## Begin

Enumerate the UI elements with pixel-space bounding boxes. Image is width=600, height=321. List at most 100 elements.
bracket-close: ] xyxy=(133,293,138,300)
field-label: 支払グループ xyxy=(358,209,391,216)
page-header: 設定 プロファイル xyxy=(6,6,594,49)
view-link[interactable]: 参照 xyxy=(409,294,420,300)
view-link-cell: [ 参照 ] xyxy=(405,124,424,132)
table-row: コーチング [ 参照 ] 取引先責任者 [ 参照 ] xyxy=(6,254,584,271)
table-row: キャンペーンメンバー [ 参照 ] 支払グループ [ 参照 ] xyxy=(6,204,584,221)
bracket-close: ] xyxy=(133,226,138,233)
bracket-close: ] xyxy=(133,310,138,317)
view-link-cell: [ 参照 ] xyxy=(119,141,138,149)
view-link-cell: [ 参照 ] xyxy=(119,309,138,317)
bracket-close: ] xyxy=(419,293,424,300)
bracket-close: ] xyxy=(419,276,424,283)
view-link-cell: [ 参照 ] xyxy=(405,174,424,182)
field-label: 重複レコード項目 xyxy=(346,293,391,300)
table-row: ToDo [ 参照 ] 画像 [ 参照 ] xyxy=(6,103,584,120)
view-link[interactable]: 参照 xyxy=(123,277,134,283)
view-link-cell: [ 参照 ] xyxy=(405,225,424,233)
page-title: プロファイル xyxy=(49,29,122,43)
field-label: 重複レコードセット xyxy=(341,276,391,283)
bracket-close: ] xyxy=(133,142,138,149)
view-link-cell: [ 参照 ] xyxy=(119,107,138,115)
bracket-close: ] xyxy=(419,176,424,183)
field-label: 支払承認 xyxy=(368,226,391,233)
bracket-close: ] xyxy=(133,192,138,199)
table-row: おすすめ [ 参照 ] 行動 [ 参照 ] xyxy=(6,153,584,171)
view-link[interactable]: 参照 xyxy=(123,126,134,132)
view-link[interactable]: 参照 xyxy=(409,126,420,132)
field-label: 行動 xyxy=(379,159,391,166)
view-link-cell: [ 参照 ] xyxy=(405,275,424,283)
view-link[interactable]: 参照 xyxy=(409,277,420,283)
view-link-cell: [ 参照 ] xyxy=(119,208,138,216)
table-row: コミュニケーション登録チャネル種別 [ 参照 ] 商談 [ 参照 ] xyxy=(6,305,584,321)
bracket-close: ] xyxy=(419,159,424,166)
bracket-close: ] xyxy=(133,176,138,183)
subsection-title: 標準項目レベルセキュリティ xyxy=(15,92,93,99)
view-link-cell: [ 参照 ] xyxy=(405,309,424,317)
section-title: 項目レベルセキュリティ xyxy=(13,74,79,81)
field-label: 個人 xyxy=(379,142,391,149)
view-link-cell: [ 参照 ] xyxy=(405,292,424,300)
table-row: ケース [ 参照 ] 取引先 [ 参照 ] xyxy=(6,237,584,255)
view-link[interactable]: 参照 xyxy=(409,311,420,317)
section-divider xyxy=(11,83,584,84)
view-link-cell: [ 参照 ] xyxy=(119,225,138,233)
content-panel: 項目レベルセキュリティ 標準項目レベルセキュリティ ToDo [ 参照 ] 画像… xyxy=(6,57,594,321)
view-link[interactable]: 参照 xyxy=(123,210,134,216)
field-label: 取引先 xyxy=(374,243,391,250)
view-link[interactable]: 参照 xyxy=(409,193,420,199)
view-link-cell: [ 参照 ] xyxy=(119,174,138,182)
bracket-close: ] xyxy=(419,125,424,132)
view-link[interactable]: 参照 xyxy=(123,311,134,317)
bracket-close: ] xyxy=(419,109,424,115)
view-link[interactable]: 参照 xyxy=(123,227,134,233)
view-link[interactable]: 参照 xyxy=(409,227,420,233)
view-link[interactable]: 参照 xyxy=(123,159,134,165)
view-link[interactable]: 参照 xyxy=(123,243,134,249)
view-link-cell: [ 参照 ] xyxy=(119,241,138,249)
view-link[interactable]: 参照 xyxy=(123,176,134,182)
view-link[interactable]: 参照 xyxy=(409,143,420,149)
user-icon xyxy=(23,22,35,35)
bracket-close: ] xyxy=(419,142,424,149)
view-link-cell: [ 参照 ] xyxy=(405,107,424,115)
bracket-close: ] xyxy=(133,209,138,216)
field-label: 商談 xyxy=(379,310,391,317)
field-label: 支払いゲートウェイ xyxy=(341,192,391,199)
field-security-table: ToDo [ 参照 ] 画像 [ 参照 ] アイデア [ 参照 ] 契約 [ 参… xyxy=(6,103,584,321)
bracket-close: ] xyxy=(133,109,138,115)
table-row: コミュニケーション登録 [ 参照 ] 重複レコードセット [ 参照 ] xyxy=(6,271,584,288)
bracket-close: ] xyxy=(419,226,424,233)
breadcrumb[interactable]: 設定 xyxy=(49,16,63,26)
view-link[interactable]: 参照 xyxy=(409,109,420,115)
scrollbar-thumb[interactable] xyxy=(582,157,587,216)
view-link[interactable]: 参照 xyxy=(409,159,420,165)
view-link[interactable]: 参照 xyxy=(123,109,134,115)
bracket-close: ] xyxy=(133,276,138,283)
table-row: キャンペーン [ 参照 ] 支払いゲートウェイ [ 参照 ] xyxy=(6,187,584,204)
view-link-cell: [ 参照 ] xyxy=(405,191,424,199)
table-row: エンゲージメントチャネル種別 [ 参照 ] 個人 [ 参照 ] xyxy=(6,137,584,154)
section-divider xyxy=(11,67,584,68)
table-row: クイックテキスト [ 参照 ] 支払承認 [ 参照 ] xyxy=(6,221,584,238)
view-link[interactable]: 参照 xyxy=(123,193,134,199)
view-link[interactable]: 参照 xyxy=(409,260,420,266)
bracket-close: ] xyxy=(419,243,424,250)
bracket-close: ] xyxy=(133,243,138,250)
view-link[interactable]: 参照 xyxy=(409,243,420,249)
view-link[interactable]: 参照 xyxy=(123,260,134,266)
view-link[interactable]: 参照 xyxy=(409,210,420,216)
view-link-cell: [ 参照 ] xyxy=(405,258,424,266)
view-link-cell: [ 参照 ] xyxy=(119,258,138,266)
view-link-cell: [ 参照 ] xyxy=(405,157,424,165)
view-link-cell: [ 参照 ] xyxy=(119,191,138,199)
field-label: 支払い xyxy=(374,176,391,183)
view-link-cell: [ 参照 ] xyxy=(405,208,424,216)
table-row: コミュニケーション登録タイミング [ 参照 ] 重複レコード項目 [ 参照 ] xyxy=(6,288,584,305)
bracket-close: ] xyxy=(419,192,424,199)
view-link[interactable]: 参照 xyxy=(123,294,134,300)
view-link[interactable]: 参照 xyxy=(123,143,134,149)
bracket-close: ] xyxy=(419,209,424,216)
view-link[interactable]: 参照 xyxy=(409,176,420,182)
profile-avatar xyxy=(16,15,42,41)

## End

▸ **SHORT EXERCISE**
How many of the lines above contain the string "重複レコードセット"? Reply with the number alone.

▸ **FINAL ANSWER**
2